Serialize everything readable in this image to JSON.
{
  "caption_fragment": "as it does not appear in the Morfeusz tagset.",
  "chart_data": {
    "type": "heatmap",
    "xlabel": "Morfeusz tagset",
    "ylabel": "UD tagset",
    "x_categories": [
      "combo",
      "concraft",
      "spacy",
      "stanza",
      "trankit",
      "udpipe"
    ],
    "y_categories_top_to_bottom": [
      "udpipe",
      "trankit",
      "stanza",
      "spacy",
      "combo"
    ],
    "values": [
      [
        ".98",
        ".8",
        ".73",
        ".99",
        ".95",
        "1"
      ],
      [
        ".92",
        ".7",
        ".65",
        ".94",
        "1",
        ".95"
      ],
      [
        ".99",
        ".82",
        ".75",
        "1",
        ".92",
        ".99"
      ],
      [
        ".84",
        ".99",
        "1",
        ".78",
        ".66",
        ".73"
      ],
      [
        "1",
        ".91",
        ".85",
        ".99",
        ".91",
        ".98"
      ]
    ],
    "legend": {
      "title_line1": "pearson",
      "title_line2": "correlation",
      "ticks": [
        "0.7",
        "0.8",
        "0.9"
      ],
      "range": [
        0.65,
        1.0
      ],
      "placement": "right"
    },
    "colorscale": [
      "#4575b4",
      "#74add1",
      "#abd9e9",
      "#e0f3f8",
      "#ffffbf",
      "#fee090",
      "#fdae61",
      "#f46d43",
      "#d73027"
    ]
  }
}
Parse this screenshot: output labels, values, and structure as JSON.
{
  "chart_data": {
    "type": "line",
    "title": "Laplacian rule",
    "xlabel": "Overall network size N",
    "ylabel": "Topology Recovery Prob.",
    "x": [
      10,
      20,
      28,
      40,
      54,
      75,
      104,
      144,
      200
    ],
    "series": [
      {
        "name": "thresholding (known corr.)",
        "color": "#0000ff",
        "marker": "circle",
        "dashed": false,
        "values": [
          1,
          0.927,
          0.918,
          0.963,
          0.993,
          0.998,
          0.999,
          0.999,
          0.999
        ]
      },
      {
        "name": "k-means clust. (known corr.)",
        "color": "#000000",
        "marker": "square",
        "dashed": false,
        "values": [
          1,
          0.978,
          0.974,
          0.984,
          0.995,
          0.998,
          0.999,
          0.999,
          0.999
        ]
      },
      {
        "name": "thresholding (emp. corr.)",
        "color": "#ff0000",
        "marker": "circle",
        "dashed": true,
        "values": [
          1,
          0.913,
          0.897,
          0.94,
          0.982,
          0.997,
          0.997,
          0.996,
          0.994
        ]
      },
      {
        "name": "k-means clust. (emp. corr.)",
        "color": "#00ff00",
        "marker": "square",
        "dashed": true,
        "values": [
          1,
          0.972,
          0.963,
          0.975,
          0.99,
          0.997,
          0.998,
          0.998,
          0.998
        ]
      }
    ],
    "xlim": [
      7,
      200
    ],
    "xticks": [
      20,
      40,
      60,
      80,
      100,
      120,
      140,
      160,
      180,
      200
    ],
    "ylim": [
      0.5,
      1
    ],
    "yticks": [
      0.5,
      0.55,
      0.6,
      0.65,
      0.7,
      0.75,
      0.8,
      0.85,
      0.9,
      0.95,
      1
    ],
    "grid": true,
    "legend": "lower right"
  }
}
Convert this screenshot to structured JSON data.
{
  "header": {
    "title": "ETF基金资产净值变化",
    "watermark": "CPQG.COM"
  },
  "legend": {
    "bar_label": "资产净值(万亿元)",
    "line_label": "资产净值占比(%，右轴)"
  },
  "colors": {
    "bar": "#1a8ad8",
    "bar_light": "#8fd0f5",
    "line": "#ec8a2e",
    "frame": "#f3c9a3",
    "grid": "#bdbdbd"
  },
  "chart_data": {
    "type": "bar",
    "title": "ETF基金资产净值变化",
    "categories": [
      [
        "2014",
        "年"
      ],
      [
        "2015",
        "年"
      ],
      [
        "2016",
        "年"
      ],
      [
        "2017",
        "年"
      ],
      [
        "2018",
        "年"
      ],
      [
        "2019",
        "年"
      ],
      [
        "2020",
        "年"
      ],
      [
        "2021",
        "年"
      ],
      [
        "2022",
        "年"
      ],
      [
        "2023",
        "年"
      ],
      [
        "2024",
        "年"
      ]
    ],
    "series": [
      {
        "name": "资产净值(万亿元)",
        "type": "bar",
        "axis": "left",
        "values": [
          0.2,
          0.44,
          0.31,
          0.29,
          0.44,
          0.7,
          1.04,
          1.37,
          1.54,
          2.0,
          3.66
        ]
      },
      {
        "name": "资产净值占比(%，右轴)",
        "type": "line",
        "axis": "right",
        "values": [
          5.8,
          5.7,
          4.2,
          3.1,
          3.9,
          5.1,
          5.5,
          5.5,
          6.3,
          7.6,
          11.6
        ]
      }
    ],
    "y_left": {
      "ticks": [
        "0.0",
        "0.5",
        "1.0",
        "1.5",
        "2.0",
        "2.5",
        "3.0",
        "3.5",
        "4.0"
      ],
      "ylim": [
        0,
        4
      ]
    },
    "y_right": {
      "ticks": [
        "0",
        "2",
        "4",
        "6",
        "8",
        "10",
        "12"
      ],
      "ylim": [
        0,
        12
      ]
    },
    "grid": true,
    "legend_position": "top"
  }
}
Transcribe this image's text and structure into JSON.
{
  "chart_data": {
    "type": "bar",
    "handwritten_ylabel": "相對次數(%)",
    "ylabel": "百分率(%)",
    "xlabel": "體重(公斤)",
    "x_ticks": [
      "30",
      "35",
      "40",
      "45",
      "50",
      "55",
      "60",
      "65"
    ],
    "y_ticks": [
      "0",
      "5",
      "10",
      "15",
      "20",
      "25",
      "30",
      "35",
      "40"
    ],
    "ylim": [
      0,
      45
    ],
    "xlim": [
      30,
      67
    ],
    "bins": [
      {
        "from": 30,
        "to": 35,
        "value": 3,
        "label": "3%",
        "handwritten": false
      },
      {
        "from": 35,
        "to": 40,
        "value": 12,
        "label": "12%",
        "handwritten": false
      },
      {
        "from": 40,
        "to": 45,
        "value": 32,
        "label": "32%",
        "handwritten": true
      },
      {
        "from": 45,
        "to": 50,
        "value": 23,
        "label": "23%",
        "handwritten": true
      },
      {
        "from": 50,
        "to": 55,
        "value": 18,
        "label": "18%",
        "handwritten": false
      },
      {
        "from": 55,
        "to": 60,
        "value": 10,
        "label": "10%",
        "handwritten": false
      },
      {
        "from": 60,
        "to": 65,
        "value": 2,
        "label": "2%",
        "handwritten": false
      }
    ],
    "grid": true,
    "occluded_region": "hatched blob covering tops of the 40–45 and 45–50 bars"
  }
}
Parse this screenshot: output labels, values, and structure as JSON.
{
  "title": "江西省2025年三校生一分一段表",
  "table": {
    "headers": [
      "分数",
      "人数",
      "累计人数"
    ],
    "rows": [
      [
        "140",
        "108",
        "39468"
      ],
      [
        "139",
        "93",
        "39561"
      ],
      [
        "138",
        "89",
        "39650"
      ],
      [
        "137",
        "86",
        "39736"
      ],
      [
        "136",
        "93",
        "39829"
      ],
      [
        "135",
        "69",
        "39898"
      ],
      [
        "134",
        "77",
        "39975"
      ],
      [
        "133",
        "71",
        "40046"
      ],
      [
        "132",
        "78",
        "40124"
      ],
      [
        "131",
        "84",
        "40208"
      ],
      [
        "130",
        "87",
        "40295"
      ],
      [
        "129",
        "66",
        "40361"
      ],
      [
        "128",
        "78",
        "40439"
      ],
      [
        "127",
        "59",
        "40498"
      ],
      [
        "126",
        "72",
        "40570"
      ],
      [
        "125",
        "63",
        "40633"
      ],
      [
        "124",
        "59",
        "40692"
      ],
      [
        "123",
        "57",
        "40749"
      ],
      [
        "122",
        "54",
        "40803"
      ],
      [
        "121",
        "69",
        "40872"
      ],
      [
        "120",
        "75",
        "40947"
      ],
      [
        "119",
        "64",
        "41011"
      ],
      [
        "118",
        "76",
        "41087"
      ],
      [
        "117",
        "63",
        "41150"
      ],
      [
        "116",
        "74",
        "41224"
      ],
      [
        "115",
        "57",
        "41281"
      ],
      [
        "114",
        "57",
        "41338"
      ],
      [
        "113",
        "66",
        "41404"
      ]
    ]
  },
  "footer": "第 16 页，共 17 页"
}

· · · ·

Work to complete:
Provide the count, and nothing else, of lines in the data above where the word "Morfeusz" occurs.

Exercise result:
2